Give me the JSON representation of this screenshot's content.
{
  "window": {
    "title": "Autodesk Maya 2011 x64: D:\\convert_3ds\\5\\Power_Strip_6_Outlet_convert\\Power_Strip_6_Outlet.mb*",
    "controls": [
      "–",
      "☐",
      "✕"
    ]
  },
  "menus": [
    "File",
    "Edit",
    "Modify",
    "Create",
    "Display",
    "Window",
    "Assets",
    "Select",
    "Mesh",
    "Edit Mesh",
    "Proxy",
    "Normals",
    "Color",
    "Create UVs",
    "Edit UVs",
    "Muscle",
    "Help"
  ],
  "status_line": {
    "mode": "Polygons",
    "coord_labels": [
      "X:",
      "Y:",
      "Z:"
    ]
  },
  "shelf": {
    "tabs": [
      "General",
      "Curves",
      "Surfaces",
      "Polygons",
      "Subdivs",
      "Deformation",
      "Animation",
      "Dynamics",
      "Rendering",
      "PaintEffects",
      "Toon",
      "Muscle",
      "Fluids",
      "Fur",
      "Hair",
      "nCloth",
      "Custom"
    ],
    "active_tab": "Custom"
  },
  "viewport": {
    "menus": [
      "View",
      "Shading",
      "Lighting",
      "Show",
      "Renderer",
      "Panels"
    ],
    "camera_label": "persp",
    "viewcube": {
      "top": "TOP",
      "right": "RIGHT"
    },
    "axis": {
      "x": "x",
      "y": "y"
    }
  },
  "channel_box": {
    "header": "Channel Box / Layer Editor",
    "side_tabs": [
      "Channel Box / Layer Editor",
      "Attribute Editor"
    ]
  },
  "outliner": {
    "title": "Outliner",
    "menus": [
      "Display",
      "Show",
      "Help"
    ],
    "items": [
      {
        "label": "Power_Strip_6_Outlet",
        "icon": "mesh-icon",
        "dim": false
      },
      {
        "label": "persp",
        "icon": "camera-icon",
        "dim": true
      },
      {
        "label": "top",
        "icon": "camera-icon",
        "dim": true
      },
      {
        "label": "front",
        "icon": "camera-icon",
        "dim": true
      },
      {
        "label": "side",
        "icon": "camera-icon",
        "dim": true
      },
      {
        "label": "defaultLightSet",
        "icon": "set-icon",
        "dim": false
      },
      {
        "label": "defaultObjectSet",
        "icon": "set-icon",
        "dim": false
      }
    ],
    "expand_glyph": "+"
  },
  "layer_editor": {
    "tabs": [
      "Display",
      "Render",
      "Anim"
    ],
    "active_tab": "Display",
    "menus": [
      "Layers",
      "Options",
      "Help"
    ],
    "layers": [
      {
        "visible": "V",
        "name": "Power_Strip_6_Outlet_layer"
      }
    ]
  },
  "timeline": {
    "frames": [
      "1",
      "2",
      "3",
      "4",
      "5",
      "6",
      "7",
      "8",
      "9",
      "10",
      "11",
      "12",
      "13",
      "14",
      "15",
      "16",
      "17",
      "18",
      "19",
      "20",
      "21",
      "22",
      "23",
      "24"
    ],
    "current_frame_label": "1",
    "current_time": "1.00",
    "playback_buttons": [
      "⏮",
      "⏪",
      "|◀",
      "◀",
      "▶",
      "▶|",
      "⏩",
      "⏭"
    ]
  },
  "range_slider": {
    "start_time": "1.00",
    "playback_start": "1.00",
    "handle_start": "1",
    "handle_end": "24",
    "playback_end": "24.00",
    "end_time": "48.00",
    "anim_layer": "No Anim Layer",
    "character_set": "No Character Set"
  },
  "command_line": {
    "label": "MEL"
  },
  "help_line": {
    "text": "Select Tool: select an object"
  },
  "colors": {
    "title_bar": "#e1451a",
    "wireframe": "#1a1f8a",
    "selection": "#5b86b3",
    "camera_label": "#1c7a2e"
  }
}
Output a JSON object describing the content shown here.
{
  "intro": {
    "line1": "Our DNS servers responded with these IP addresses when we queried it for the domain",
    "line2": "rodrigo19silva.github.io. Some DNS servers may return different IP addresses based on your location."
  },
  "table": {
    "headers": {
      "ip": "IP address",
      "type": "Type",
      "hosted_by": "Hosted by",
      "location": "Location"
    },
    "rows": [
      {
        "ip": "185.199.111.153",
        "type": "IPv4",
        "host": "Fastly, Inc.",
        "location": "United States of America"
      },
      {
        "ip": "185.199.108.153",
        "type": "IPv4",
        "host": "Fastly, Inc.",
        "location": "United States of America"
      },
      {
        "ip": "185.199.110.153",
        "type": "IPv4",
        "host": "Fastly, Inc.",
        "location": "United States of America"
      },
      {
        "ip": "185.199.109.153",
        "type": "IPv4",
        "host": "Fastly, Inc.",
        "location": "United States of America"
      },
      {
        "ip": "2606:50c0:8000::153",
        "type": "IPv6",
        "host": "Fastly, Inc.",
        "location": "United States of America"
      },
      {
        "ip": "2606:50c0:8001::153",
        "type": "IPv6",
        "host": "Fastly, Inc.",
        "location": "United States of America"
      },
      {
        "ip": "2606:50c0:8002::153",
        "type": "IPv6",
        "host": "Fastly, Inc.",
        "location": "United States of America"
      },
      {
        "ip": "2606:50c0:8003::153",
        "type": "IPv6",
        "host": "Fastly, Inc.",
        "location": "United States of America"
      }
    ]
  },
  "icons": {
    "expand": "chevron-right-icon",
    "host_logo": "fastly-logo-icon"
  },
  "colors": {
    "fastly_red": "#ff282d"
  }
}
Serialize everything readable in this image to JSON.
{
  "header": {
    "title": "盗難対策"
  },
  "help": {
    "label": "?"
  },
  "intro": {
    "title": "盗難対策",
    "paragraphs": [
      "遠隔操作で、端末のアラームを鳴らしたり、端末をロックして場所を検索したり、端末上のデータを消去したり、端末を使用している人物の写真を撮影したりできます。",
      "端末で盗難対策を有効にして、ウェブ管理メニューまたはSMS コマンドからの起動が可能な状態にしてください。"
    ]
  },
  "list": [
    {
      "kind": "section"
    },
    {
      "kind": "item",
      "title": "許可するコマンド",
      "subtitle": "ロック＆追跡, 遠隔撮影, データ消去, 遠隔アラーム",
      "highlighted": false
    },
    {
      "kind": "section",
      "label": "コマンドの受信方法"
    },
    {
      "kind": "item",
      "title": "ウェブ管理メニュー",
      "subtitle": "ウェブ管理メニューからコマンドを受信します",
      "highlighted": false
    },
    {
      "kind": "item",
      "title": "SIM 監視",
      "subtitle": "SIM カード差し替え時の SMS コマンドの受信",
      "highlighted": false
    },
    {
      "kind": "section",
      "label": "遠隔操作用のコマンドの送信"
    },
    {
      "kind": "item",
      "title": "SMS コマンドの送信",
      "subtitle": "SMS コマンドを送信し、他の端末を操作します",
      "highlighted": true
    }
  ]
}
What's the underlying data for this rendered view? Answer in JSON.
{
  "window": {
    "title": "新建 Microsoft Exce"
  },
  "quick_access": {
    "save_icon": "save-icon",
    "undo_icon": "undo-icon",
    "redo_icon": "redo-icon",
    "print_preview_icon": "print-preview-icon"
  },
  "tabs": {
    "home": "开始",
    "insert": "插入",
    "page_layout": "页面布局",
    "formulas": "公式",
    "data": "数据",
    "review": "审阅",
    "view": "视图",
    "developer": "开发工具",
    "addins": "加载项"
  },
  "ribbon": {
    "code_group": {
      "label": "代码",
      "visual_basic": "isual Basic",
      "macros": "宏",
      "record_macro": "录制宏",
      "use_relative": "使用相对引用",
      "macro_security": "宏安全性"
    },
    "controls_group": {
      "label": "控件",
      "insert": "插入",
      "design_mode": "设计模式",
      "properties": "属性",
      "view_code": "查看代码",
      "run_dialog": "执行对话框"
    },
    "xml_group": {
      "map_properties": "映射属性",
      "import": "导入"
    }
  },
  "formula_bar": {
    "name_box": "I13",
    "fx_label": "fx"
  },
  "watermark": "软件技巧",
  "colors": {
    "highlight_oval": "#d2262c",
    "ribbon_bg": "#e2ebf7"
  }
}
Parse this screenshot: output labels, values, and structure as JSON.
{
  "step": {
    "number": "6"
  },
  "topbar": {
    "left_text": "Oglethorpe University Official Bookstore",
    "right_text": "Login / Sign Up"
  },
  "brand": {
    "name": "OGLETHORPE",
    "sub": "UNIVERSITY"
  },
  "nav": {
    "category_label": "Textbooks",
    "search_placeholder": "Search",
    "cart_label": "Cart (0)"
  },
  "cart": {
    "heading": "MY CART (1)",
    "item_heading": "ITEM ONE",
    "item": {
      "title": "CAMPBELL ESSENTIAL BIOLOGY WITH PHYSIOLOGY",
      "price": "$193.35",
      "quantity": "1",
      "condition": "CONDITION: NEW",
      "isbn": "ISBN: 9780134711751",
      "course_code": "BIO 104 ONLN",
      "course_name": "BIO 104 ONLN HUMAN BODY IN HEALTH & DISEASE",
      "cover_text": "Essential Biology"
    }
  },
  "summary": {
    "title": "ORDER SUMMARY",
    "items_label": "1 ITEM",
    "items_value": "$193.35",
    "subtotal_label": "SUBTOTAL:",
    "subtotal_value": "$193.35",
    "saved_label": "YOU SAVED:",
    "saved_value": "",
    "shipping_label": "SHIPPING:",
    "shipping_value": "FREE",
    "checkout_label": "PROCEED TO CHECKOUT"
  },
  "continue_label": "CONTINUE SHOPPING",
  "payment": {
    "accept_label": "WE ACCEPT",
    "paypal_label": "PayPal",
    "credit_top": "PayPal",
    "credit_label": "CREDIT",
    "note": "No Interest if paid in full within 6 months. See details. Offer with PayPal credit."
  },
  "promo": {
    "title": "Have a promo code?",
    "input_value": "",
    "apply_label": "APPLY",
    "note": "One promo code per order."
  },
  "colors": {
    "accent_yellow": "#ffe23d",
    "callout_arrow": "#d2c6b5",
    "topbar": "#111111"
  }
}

##########

Written instruction
The required answer is a single number: the count of lines in the entries that hold the string "promo".

Exercise solution
3